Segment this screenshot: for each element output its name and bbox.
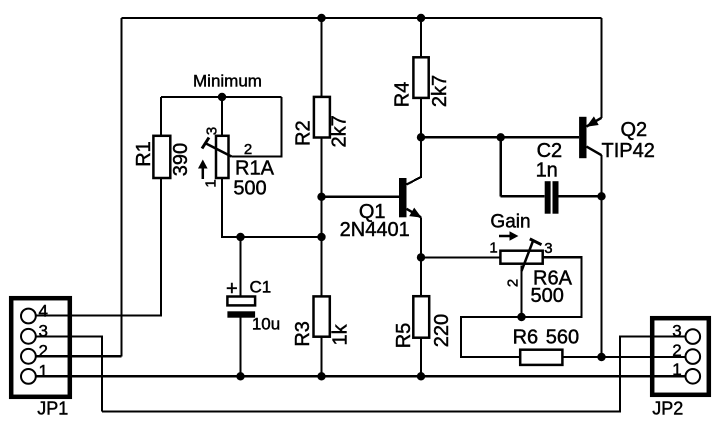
node R6A wiper / loop bottom (517, 313, 525, 321)
svg-text:2k7: 2k7 (429, 75, 451, 107)
svg-text:3: 3 (204, 127, 221, 135)
pin circle JP1-3 (21, 329, 36, 344)
resistor R6 (513, 327, 579, 365)
svg-text:2: 2 (38, 342, 47, 361)
potentiometer R6A wiper diagonal (522, 241, 534, 271)
node R6 right / Q2 collector / JP2 pin2 (597, 353, 605, 361)
resistor R5 body (413, 296, 429, 338)
svg-text:2N4401: 2N4401 (340, 219, 410, 241)
wire minimum loop top (161, 96, 282, 98)
connector JP2 (652, 318, 709, 418)
capacitor C2 (536, 140, 563, 214)
connector JP1 (11, 298, 70, 418)
svg-text:JP2: JP2 (652, 399, 683, 419)
svg-text:1: 1 (489, 240, 497, 257)
arrow head (510, 231, 519, 241)
resistor R2 (293, 97, 351, 148)
svg-text:R1A: R1A (235, 158, 275, 180)
svg-text:500: 500 (233, 178, 266, 200)
wire Q2 emitter top lead (600, 18, 602, 118)
resistor R1 (133, 136, 192, 178)
node R4 bottom / Q2 base (417, 133, 425, 141)
pin circle JP1-1 (21, 369, 36, 384)
potentiometer R1A wiper T-bar (202, 138, 209, 149)
wire Q1 collector lead (407, 137, 422, 184)
pin circle JP2-2 (686, 349, 701, 364)
wire bottom long run to JP2 pin3 (102, 337, 686, 412)
wire Q2 collector lead down (600, 155, 602, 357)
node C2 branch / Q2 base wire (497, 133, 505, 141)
wire ground rail JP1 pin1 to JP2 pin1 (36, 375, 686, 377)
wire C1 top lead (239, 237, 241, 297)
wire R6A pin3 loop to R6 left lead (461, 257, 582, 357)
wire R4 top lead (420, 18, 422, 57)
R1A adjustment direction arrow (198, 160, 208, 180)
potentiometer R6A (489, 239, 572, 307)
transistor Q1 emitter diagonal (407, 209, 422, 218)
node R3 bottom / ground rail (317, 372, 325, 380)
svg-text:R1: R1 (133, 141, 155, 167)
wire R4 bottom lead (420, 98, 422, 137)
transistor Q2 collector diagonal (587, 147, 602, 156)
wire R1 top lead (160, 97, 162, 136)
node top rail / R2 branch (317, 14, 325, 22)
wire R6 right lead to JP2 pin2 (562, 356, 685, 358)
transistor Q2 base bar (579, 117, 586, 158)
node R5 bottom / ground rail (417, 372, 425, 380)
wire Q1 emitter row to R6A pin1 (421, 256, 500, 258)
potentiometer R1A (202, 127, 275, 200)
capacitor C1 negative plate (227, 311, 255, 317)
potentiometer R6A wiper T-bar (530, 239, 542, 245)
resistor R5 (393, 296, 453, 348)
transistor Q1 (340, 178, 422, 241)
Gain adjustment direction arrow (499, 231, 518, 241)
wire R1 bottom lead to JP1 pin4 (36, 178, 161, 316)
capacitor C1 (226, 278, 280, 334)
arrow head (198, 160, 208, 169)
svg-text:R3: R3 (292, 321, 314, 347)
resistor R2 body (314, 97, 330, 138)
node R1A terminal 1 wire / R2R3 line (317, 233, 325, 241)
wire left vertical from top rail to JP1 pin2 row (120, 18, 122, 356)
wire R5 bottom lead (420, 338, 422, 377)
svg-text:10u: 10u (252, 315, 280, 334)
resistor R6 body (520, 350, 562, 365)
wire Q1 emitter down to R5 top (420, 217, 422, 296)
resistor R4 body (413, 57, 428, 98)
connector JP1 box (11, 298, 70, 397)
pin circle JP2-3 (686, 329, 701, 344)
resistor R3 (292, 296, 352, 346)
resistor R4 (392, 57, 452, 107)
node top rail / R4 branch (417, 14, 425, 22)
svg-text:4: 4 (38, 302, 47, 321)
wire JP1 pin2 lead (36, 355, 122, 357)
pin circle JP2-1 (686, 369, 701, 384)
resistor R1 body (153, 136, 170, 178)
wire Q2 base (421, 136, 579, 138)
node minimum loop / R1A terminal 3 (218, 93, 226, 101)
svg-text:2: 2 (244, 141, 252, 158)
arrow stem (202, 166, 205, 179)
potentiometer R1A body (216, 136, 229, 178)
svg-text:560: 560 (546, 327, 579, 349)
wire top supply rail (122, 17, 602, 19)
node C2 right / Q2 collector (597, 192, 605, 200)
wire R3 bottom lead (320, 337, 322, 377)
pin circle JP1-4 (21, 309, 36, 324)
svg-text:220: 220 (431, 314, 453, 347)
capacitor C1 positive plate (227, 297, 255, 306)
svg-text:R4: R4 (392, 82, 414, 108)
wire minimum loop right side to R1A wiper (232, 97, 282, 157)
transistor Q2 emitter arrow (586, 116, 598, 126)
svg-text:1n: 1n (536, 160, 558, 182)
node Q1 emitter / R6A pin1 row (417, 253, 425, 261)
transistor Q1 base bar (399, 178, 407, 217)
resistor R3 body (314, 296, 330, 336)
svg-text:Q2: Q2 (620, 119, 647, 141)
svg-text:JP1: JP1 (37, 399, 68, 419)
wire C2 branch vertical (500, 137, 502, 196)
svg-text:500: 500 (531, 285, 564, 307)
svg-text:390: 390 (170, 143, 192, 176)
svg-text:3: 3 (38, 322, 47, 341)
capacitor C2 left plate (545, 181, 551, 214)
wire C1 bottom lead (239, 318, 241, 377)
pin circle JP1-2 (21, 349, 36, 364)
node C1 top / R1A terminal 1 wire (236, 233, 244, 241)
wire C2 right lead (559, 195, 602, 197)
svg-text:C1: C1 (250, 278, 272, 297)
wire C2 left lead (501, 195, 545, 197)
transistor Q1 emitter arrow (409, 208, 421, 218)
svg-text:Gain: Gain (490, 212, 530, 233)
wire R2 top lead (320, 18, 322, 97)
svg-text:R6: R6 (513, 327, 539, 349)
wire R2 bottom to R3 top (320, 138, 322, 297)
svg-text:2: 2 (505, 279, 522, 287)
svg-text:1: 1 (38, 362, 47, 381)
wire R6A wiper terminal 2 lead (520, 266, 522, 318)
wire JP1 pin3 lead down to bottom wire (36, 336, 102, 411)
svg-text:+: + (226, 278, 238, 300)
svg-text:R2: R2 (293, 120, 315, 146)
wire Q1 base (322, 196, 400, 198)
svg-text:3: 3 (544, 240, 552, 257)
transistor Q2 emitter diagonal (587, 118, 602, 127)
svg-text:1k: 1k (330, 323, 352, 345)
svg-text:Minimum: Minimum (193, 72, 262, 91)
svg-text:3: 3 (672, 322, 681, 341)
capacitor C2 right plate (553, 181, 559, 214)
svg-text:2k7: 2k7 (329, 115, 351, 147)
transistor Q2 (579, 116, 655, 162)
svg-text:1: 1 (672, 360, 681, 379)
node Q1 base / R2 bottom (317, 193, 325, 201)
node C1 bottom / ground rail (236, 372, 244, 380)
svg-text:R5: R5 (393, 323, 415, 349)
wire R1A terminal3 lead (221, 97, 223, 136)
svg-text:1: 1 (203, 179, 220, 187)
svg-text:TIP42: TIP42 (602, 140, 655, 162)
wire R1A terminal1 lead to R2R3 line (222, 178, 322, 237)
potentiometer R6A body (500, 251, 542, 264)
connector JP2 box (652, 318, 709, 395)
arrow stem (499, 235, 511, 238)
svg-text:2: 2 (672, 341, 681, 360)
potentiometer R1A wiper diagonal (205, 143, 232, 157)
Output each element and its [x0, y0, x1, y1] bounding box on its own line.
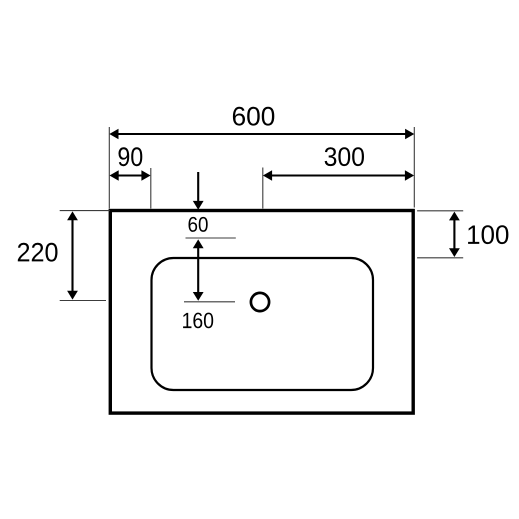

Problem requirements: Copy out every line of the material above word for word, but leave out the pictures.

Solved problem:
Segment this screenshot: for each element output its name and bbox.
node R6A wiper / loop bottom (517, 313, 525, 321)
svg-text:2k7: 2k7 (429, 75, 451, 107)
svg-text:3: 3 (204, 127, 221, 135)
pin circle JP1-3 (21, 329, 36, 344)
resistor R6 (513, 327, 579, 365)
svg-text:2: 2 (38, 342, 47, 361)
potentiometer R6A wiper diagonal (522, 241, 534, 271)
node R6 right / Q2 collector / JP2 pin2 (597, 353, 605, 361)
resistor R5 body (413, 296, 429, 338)
svg-text:2N4401: 2N4401 (340, 219, 410, 241)
wire minimum loop top (161, 96, 282, 98)
connector JP2 (652, 318, 709, 418)
capacitor C2 (536, 140, 563, 214)
connector JP1 (11, 298, 70, 418)
svg-text:JP2: JP2 (652, 399, 683, 419)
svg-text:1: 1 (489, 240, 497, 257)
arrow head (510, 231, 519, 241)
resistor R2 (293, 97, 351, 148)
svg-text:R1A: R1A (235, 158, 275, 180)
svg-text:500: 500 (233, 178, 266, 200)
wire Q2 emitter top lead (600, 18, 602, 118)
resistor R1 (133, 136, 192, 178)
node R4 bottom / Q2 base (417, 133, 425, 141)
pin circle JP1-1 (21, 369, 36, 384)
potentiometer R1A wiper T-bar (202, 138, 209, 149)
wire Q1 collector lead (407, 137, 422, 184)
pin circle JP2-2 (686, 349, 701, 364)
wire bottom long run to JP2 pin3 (102, 337, 686, 412)
wire Q2 collector lead down (600, 155, 602, 357)
node C2 branch / Q2 base wire (497, 133, 505, 141)
wire ground rail JP1 pin1 to JP2 pin1 (36, 375, 686, 377)
wire C1 top lead (239, 237, 241, 297)
wire R6A pin3 loop to R6 left lead (461, 257, 582, 357)
wire R4 top lead (420, 18, 422, 57)
R1A adjustment direction arrow (198, 160, 208, 180)
potentiometer R6A (489, 239, 572, 307)
transistor Q1 emitter diagonal (407, 209, 422, 218)
node R3 bottom / ground rail (317, 372, 325, 380)
svg-text:R1: R1 (133, 141, 155, 167)
wire R4 bottom lead (420, 98, 422, 137)
transistor Q2 collector diagonal (587, 147, 602, 156)
wire R1 top lead (160, 97, 162, 136)
node top rail / R2 branch (317, 14, 325, 22)
wire R6 right lead to JP2 pin2 (562, 356, 685, 358)
transistor Q2 base bar (579, 117, 586, 158)
node R5 bottom / ground rail (417, 372, 425, 380)
wire Q1 emitter row to R6A pin1 (421, 256, 500, 258)
potentiometer R1A (202, 127, 275, 200)
capacitor C1 negative plate (227, 311, 255, 317)
potentiometer R6A wiper T-bar (530, 239, 542, 245)
resistor R5 (393, 296, 453, 348)
transistor Q1 (340, 178, 422, 241)
Gain adjustment direction arrow (499, 231, 518, 241)
wire R1 bottom lead to JP1 pin4 (36, 178, 161, 316)
capacitor C1 (226, 278, 280, 334)
arrow head (198, 160, 208, 169)
svg-text:R3: R3 (292, 321, 314, 347)
resistor R2 body (314, 97, 330, 138)
node R1A terminal 1 wire / R2R3 line (317, 233, 325, 241)
wire left vertical from top rail to JP1 pin2 row (120, 18, 122, 356)
wire R5 bottom lead (420, 338, 422, 377)
svg-text:10u: 10u (252, 315, 280, 334)
resistor R6 body (520, 350, 562, 365)
wire Q1 emitter down to R5 top (420, 217, 422, 296)
resistor R4 body (413, 57, 428, 98)
connector JP1 box (11, 298, 70, 397)
pin circle JP2-3 (686, 329, 701, 344)
resistor R3 (292, 296, 352, 346)
resistor R4 (392, 57, 452, 107)
node top rail / R4 branch (417, 14, 425, 22)
svg-text:4: 4 (38, 302, 47, 321)
wire JP1 pin2 lead (36, 355, 122, 357)
pin circle JP2-1 (686, 369, 701, 384)
resistor R1 body (153, 136, 170, 178)
wire Q2 base (421, 136, 579, 138)
node minimum loop / R1A terminal 3 (218, 93, 226, 101)
svg-text:2: 2 (244, 141, 252, 158)
arrow stem (202, 166, 205, 179)
potentiometer R1A body (216, 136, 229, 178)
svg-text:560: 560 (546, 327, 579, 349)
wire top supply rail (122, 17, 602, 19)
node C2 right / Q2 collector (597, 192, 605, 200)
wire R3 bottom lead (320, 337, 322, 377)
pin circle JP1-4 (21, 309, 36, 324)
svg-text:220: 220 (431, 314, 453, 347)
capacitor C1 positive plate (227, 297, 255, 306)
svg-text:R4: R4 (392, 82, 414, 108)
wire minimum loop right side to R1A wiper (232, 97, 282, 157)
transistor Q2 emitter arrow (586, 116, 598, 126)
svg-text:1n: 1n (536, 160, 558, 182)
node Q1 emitter / R6A pin1 row (417, 253, 425, 261)
transistor Q1 base bar (399, 178, 407, 217)
resistor R3 body (314, 296, 330, 336)
svg-text:Q2: Q2 (620, 119, 647, 141)
svg-text:JP1: JP1 (37, 399, 68, 419)
wire C2 branch vertical (500, 137, 502, 196)
svg-text:500: 500 (531, 285, 564, 307)
svg-text:390: 390 (170, 143, 192, 176)
svg-text:3: 3 (38, 322, 47, 341)
capacitor C2 left plate (545, 181, 551, 214)
wire C1 bottom lead (239, 318, 241, 377)
pin circle JP1-2 (21, 349, 36, 364)
node C1 top / R1A terminal 1 wire (236, 233, 244, 241)
wire C2 right lead (559, 195, 602, 197)
svg-text:C1: C1 (250, 278, 272, 297)
wire C2 left lead (501, 195, 545, 197)
transistor Q1 emitter arrow (409, 208, 421, 218)
svg-text:Gain: Gain (490, 212, 530, 233)
wire R2 top lead (320, 18, 322, 97)
svg-text:R6: R6 (513, 327, 539, 349)
wire R2 bottom to R3 top (320, 138, 322, 297)
svg-text:2: 2 (505, 279, 522, 287)
svg-text:1: 1 (38, 362, 47, 381)
wire R6A wiper terminal 2 lead (520, 266, 522, 318)
wire JP1 pin3 lead down to bottom wire (36, 336, 102, 411)
svg-text:+: + (226, 278, 238, 300)
svg-text:R2: R2 (293, 120, 315, 146)
wire Q1 base (322, 196, 400, 198)
svg-text:3: 3 (544, 240, 552, 257)
transistor Q2 emitter diagonal (587, 118, 602, 127)
svg-text:1k: 1k (330, 323, 352, 345)
svg-text:Minimum: Minimum (193, 72, 262, 91)
svg-text:3: 3 (672, 322, 681, 341)
capacitor C2 right plate (553, 181, 559, 214)
svg-text:2k7: 2k7 (329, 115, 351, 147)
transistor Q2 (579, 116, 655, 162)
svg-text:1: 1 (672, 360, 681, 379)
node Q1 base / R2 bottom (317, 193, 325, 201)
node C1 bottom / ground rail (236, 372, 244, 380)
svg-text:R5: R5 (393, 323, 415, 349)
wire R1A terminal3 lead (221, 97, 223, 136)
svg-text:1: 1 (203, 179, 220, 187)
svg-text:TIP42: TIP42 (602, 140, 655, 162)
wire R1A terminal1 lead to R2R3 line (222, 178, 322, 237)
potentiometer R6A body (500, 251, 542, 264)
connector JP2 box (652, 318, 709, 395)
arrow stem (499, 235, 511, 238)
svg-text:2: 2 (672, 341, 681, 360)
potentiometer R1A wiper diagonal (205, 143, 232, 157)
Output each element and its [x0, y0, x1, y1] bounding box on its own line.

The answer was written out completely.